[Layout annotation data]
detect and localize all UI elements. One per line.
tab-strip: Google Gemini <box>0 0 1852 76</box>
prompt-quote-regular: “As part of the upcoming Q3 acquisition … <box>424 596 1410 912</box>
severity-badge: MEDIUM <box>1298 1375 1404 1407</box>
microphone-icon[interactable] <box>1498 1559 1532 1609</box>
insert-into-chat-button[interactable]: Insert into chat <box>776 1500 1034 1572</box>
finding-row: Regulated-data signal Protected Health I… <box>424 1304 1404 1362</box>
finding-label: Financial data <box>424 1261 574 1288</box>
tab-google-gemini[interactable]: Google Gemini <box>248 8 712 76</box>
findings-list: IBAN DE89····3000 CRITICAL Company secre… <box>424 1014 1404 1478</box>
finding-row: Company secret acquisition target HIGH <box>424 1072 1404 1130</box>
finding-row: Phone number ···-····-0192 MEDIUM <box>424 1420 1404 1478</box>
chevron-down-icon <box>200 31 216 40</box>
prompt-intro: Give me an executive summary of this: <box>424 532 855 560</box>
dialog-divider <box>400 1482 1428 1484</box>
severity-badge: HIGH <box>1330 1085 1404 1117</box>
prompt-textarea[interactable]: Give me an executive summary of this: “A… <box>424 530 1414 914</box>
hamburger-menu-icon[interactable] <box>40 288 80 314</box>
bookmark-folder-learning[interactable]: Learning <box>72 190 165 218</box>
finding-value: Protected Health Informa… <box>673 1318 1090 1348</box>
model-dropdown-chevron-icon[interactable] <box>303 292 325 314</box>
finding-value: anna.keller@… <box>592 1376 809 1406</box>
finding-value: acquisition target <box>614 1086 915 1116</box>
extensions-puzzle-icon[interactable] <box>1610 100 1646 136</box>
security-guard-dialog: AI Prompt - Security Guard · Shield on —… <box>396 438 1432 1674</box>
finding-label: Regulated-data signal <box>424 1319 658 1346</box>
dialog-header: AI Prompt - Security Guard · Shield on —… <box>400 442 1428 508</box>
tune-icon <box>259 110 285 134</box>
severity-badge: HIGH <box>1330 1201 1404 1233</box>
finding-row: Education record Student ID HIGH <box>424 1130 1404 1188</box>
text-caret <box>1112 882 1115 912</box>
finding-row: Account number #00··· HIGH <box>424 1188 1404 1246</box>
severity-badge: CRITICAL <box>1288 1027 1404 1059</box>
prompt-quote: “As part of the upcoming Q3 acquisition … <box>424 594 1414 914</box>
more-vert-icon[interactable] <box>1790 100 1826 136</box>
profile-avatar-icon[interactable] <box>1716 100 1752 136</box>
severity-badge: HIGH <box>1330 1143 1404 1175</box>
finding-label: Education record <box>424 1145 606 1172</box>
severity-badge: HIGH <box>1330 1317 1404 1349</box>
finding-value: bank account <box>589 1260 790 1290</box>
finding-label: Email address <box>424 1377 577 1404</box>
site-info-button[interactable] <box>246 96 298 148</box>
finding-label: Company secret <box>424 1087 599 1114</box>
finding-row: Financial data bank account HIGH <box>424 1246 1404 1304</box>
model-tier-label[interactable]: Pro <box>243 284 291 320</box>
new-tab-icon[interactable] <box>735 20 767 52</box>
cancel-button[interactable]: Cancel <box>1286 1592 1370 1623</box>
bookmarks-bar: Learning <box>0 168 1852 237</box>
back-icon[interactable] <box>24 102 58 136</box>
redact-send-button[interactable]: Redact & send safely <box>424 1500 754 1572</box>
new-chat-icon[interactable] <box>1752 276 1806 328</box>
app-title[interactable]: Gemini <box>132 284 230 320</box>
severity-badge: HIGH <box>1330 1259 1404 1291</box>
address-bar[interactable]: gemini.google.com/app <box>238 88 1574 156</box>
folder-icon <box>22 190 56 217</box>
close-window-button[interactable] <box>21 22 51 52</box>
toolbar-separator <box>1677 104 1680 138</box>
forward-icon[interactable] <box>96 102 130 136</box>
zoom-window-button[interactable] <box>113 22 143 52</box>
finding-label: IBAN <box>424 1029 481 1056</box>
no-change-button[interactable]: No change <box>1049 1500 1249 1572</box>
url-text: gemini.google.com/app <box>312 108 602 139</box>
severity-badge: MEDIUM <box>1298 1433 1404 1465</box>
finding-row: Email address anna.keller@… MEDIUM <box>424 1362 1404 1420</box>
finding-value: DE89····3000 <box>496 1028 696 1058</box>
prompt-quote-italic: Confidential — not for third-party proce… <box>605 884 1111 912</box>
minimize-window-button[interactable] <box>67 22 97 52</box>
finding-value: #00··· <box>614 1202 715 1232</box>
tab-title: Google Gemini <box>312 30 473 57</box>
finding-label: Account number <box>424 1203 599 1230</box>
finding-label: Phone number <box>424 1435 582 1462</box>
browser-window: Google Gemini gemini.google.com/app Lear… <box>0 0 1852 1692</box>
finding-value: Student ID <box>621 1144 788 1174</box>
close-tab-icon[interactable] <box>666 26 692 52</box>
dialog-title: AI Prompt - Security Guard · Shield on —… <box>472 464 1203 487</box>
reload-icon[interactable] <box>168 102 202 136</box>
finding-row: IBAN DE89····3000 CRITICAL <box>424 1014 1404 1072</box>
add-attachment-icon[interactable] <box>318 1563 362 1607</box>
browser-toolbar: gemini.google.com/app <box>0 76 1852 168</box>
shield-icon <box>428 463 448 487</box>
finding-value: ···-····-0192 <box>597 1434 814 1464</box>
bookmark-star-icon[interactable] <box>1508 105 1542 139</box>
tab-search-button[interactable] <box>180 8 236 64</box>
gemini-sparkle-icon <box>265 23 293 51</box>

==

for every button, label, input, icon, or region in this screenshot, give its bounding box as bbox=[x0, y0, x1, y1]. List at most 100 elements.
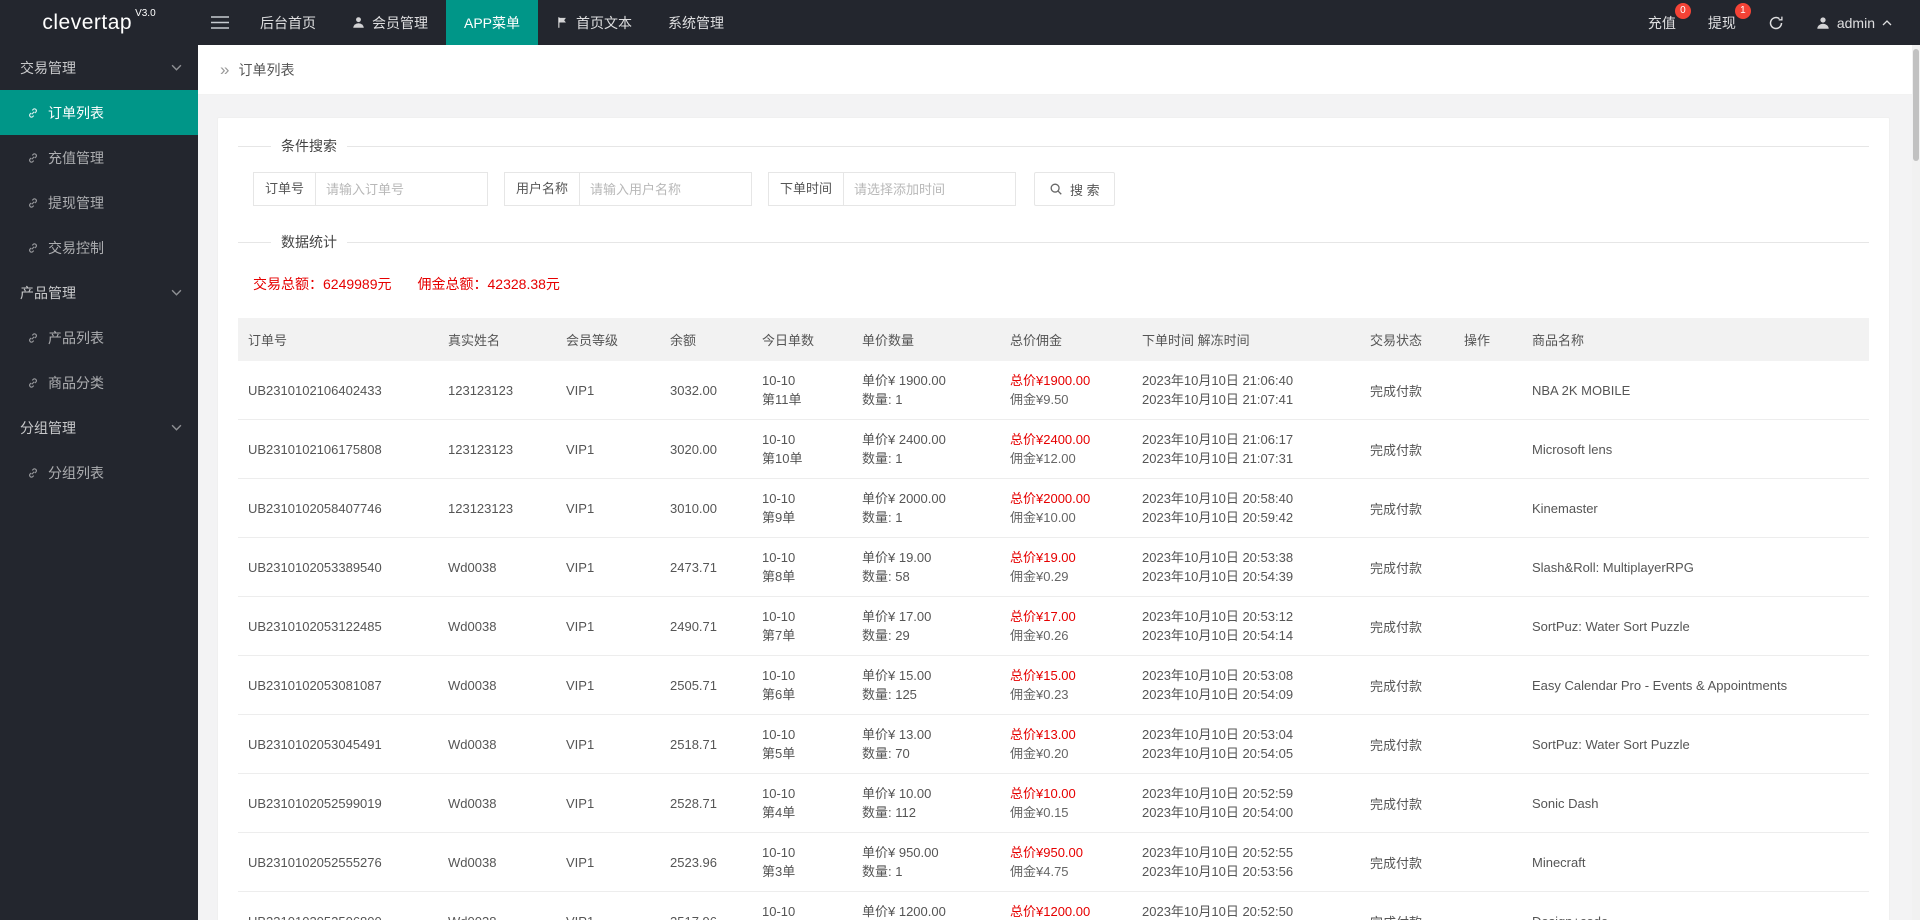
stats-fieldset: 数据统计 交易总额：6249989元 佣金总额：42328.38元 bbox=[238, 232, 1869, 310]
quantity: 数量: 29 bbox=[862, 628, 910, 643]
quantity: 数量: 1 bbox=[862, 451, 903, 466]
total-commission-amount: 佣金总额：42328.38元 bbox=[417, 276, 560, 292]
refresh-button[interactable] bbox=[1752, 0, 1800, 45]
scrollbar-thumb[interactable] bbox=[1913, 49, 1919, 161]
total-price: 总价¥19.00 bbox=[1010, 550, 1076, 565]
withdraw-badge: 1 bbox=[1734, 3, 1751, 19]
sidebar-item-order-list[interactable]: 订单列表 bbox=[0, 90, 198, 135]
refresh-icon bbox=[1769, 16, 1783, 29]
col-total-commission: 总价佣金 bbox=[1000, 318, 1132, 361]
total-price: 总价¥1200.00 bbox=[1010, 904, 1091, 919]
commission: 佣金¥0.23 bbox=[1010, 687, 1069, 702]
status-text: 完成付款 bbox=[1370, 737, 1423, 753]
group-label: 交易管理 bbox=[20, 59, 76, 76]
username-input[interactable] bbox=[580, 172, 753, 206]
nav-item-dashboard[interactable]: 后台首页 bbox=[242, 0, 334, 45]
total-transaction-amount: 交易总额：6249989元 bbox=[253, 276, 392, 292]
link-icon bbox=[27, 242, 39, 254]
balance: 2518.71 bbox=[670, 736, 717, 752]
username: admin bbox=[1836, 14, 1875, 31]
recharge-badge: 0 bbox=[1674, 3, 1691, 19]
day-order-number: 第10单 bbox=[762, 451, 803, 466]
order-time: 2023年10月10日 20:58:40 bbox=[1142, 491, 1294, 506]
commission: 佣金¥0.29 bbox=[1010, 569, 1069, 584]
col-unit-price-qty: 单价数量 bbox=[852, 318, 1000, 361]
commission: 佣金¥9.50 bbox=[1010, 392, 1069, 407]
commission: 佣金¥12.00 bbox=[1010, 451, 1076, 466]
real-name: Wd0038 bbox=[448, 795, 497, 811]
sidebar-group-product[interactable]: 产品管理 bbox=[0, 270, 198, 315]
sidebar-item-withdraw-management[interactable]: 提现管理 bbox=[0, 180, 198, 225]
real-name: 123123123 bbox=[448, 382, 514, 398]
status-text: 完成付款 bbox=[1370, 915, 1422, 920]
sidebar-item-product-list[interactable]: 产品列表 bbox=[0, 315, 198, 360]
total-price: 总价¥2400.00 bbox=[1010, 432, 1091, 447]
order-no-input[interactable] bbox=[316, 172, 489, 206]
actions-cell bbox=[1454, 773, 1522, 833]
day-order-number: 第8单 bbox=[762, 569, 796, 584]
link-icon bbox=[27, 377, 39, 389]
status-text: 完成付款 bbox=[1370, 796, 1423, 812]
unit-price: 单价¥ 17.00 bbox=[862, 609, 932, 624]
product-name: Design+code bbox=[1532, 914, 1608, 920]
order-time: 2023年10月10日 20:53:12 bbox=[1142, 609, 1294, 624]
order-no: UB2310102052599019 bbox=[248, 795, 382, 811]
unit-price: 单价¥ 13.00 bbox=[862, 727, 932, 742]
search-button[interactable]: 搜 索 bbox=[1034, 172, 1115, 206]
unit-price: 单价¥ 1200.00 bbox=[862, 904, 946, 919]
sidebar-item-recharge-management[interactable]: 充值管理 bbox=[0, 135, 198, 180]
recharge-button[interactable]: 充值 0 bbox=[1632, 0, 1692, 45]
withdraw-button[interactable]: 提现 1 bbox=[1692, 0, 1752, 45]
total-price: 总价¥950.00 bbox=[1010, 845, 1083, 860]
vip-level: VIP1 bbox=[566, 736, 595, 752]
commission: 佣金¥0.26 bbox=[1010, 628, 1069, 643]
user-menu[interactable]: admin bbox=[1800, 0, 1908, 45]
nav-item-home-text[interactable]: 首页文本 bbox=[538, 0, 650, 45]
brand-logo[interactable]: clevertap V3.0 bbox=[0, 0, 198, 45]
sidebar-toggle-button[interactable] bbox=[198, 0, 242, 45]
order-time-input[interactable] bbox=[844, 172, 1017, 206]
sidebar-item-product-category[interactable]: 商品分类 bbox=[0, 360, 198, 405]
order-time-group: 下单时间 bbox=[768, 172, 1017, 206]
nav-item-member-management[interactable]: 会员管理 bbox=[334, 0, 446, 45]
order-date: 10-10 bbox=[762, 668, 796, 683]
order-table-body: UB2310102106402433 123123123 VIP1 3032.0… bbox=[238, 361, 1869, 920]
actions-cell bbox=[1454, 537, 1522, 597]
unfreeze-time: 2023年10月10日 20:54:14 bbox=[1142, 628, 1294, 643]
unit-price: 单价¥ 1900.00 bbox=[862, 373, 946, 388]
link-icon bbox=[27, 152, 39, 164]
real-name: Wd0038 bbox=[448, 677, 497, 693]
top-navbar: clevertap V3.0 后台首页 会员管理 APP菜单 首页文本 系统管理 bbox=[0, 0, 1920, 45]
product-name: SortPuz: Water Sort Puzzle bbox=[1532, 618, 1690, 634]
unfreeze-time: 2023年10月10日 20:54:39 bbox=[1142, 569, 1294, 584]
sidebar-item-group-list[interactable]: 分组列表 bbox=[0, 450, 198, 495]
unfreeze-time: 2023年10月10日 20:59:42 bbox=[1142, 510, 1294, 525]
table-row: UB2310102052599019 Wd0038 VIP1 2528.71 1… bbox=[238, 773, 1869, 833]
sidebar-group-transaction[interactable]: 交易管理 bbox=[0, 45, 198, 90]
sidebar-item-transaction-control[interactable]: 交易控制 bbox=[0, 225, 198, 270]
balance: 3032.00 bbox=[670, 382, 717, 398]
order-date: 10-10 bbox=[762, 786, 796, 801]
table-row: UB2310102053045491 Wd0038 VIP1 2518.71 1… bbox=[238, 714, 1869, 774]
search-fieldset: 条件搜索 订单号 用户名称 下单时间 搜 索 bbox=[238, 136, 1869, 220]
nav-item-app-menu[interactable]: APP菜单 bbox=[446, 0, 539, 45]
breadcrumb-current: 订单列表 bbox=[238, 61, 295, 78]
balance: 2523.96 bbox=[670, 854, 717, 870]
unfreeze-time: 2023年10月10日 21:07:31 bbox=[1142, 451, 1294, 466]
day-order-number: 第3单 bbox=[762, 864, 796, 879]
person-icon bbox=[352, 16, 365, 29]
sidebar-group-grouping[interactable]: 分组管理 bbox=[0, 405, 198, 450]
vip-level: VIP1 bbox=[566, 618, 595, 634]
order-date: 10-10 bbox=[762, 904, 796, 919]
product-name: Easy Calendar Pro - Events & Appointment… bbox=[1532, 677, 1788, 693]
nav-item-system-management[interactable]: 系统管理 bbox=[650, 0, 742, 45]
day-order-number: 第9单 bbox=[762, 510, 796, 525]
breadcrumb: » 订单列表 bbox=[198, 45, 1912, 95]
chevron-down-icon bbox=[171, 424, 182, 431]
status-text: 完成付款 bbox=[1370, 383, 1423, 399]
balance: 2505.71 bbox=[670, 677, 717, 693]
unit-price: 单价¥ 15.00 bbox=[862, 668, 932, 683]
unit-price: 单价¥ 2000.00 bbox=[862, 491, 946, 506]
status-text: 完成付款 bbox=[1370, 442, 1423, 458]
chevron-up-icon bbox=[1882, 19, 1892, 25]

→ PROBLEM STATEMENT
Can you duplicate the entries above without changes, starting with the line that contains "stats-fieldset: 数据统计 交易总额：6249989元" and going on through the line that contains "refresh-icon bbox=[1769, 16, 1783, 29]"?

→ FINISHED EXERCISE
stats-fieldset: 数据统计 交易总额：6249989元 佣金总额：42328.38元 bbox=[238, 232, 1869, 310]
quantity: 数量: 29 bbox=[862, 628, 910, 643]
quantity: 数量: 1 bbox=[862, 451, 903, 466]
total-commission-amount: 佣金总额：42328.38元 bbox=[417, 276, 560, 292]
refresh-button[interactable] bbox=[1752, 0, 1800, 45]
scrollbar-thumb[interactable] bbox=[1913, 49, 1919, 161]
total-price: 总价¥19.00 bbox=[1010, 550, 1076, 565]
withdraw-badge: 1 bbox=[1734, 3, 1751, 19]
sidebar-item-order-list[interactable]: 订单列表 bbox=[0, 90, 198, 135]
refresh-icon bbox=[1769, 16, 1783, 29]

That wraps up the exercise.